* START MATERIAL FOR THIS EXERCISE *

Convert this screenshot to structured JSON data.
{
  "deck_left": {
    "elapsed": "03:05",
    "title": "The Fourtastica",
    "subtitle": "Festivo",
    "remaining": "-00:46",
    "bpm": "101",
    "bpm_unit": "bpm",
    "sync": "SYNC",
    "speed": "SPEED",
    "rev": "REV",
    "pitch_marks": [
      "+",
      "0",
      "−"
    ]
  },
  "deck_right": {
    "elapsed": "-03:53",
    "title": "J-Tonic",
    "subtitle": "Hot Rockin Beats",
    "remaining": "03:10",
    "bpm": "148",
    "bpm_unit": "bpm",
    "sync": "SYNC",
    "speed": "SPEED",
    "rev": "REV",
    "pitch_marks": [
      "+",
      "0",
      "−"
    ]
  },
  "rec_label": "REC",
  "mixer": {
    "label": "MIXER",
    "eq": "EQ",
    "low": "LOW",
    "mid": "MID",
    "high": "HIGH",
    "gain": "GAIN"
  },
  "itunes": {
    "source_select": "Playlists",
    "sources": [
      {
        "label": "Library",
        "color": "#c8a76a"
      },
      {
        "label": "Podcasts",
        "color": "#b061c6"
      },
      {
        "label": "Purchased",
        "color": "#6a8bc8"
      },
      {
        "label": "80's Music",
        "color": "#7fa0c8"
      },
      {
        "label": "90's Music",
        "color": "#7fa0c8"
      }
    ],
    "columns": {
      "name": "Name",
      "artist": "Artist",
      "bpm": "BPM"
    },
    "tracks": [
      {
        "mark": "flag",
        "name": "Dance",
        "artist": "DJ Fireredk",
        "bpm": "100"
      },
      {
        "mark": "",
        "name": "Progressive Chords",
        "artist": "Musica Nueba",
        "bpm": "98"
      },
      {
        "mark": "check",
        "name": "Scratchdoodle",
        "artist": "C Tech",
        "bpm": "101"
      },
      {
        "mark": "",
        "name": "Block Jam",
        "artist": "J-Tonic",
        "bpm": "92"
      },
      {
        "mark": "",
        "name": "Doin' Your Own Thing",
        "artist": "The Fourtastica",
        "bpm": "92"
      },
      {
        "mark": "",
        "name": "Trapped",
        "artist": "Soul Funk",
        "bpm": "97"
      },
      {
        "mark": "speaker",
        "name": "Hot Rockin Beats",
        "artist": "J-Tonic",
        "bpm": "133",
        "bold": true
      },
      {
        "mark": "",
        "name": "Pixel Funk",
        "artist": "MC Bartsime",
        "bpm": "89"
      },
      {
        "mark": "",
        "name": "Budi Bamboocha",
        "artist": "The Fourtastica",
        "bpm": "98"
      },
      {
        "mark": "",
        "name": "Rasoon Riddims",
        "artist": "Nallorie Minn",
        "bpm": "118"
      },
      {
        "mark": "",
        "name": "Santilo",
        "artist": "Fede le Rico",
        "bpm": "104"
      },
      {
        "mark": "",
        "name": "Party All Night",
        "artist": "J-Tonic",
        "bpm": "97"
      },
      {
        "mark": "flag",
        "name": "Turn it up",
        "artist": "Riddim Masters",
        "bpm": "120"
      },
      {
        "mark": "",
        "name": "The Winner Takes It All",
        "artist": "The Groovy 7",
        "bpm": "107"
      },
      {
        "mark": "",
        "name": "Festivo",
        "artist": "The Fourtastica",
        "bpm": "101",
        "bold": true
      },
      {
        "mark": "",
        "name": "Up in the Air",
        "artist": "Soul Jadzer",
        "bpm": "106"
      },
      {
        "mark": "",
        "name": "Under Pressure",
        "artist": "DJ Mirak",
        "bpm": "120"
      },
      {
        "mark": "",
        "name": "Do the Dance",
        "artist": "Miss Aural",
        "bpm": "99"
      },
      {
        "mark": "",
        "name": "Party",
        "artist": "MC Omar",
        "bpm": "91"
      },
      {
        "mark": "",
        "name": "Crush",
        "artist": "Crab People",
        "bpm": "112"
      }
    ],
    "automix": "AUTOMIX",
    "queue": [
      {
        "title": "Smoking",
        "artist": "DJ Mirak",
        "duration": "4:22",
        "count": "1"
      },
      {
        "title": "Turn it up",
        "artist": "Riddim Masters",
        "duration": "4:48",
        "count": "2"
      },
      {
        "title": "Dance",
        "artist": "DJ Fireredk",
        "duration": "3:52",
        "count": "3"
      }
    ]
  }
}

* END MATERIAL FOR THIS EXERCISE *

**WHAT TO DO**
List all lines where "Soul" occurs.

**EXERCISE RESPONSE**
        "artist": "Soul Funk",
        "artist": "Soul Jadzer",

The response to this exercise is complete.